Recorded data
==================================================
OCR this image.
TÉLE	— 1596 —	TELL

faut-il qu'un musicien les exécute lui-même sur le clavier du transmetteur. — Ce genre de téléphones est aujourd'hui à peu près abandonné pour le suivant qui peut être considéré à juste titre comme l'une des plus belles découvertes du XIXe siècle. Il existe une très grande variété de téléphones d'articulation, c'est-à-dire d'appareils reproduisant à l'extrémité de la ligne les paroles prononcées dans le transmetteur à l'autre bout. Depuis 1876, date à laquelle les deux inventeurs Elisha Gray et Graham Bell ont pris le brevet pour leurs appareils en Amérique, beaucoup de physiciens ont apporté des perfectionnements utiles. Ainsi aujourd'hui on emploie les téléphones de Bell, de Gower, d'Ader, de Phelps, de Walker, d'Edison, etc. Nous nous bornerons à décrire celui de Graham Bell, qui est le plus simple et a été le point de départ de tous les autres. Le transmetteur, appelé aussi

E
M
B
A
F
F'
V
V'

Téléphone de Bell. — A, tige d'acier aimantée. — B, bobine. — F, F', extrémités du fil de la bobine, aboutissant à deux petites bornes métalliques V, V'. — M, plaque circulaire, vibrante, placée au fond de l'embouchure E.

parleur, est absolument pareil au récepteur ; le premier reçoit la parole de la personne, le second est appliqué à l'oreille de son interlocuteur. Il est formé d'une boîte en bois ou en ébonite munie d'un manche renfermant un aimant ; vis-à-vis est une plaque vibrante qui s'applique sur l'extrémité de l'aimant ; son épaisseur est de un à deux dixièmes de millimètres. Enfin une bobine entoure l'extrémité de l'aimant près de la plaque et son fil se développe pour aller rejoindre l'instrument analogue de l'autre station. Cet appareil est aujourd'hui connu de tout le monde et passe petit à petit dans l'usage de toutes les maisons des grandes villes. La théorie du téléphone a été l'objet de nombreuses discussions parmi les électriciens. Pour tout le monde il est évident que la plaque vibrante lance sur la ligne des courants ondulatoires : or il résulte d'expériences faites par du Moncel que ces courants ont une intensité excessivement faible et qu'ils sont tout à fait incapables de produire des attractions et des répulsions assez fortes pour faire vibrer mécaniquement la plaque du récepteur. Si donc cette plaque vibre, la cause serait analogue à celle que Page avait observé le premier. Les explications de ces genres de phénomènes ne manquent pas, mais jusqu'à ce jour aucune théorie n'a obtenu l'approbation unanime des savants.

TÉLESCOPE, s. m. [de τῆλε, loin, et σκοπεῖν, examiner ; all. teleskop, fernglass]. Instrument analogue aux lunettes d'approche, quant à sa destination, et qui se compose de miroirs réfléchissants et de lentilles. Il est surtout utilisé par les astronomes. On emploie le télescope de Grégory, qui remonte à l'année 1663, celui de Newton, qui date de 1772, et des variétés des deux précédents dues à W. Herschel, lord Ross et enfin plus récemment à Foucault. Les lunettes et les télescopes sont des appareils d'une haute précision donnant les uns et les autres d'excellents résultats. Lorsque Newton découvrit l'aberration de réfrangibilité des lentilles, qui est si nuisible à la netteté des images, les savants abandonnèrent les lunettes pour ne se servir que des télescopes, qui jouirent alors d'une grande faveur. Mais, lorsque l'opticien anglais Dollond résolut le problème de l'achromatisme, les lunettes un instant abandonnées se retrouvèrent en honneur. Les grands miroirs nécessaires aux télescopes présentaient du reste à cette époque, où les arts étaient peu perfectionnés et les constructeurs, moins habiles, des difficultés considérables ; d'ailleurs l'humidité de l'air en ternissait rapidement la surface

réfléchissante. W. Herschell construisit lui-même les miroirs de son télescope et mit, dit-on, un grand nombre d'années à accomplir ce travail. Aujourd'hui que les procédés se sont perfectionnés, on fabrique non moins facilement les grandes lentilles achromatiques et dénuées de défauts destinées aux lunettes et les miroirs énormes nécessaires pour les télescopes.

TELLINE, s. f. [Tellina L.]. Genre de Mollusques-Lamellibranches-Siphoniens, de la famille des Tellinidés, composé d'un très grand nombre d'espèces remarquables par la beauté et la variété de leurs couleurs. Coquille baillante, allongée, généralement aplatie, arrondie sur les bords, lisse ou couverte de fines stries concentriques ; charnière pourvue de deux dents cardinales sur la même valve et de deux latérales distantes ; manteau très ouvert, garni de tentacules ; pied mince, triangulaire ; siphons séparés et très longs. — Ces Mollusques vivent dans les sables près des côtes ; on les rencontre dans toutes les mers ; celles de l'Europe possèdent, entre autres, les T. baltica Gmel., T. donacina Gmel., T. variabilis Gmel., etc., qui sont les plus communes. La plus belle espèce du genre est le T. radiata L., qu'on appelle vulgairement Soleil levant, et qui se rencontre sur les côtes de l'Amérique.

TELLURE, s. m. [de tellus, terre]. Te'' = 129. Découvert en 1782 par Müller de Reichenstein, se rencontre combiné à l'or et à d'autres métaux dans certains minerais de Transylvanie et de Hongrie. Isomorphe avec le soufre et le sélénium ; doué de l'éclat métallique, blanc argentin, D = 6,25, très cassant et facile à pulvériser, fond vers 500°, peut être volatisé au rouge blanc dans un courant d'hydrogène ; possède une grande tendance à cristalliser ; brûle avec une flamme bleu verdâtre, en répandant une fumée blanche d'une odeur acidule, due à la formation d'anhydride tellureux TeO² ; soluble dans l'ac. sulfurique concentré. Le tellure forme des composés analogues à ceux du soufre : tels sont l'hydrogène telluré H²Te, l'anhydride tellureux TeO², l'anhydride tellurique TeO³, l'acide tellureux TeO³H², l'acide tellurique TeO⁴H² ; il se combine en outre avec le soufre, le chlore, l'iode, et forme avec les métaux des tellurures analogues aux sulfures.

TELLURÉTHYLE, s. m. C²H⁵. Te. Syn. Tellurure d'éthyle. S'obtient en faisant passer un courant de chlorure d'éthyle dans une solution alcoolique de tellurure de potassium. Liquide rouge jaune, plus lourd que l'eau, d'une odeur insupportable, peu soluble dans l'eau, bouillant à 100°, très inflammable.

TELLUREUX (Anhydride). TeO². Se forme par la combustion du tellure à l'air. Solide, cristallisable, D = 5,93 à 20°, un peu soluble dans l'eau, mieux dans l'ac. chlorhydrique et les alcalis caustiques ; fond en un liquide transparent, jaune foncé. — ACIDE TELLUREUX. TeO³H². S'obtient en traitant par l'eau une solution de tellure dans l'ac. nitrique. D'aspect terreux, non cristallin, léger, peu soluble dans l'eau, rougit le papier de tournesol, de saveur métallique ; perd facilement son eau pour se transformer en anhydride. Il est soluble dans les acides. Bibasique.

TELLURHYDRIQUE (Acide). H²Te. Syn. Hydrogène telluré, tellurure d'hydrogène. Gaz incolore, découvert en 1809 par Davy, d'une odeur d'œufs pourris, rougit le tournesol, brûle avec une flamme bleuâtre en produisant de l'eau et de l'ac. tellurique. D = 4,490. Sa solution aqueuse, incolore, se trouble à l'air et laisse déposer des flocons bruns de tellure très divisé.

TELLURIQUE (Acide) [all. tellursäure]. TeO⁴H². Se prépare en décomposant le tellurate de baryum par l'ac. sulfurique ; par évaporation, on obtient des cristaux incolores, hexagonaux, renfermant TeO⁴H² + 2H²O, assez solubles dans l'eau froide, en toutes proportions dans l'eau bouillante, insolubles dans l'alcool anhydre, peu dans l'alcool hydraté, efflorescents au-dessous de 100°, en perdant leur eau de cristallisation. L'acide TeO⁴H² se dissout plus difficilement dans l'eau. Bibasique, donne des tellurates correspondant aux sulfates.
==================================================
◆ Directive
Give only a number: how many lines of the data hold the string "jaune"?

◆ Written reply
2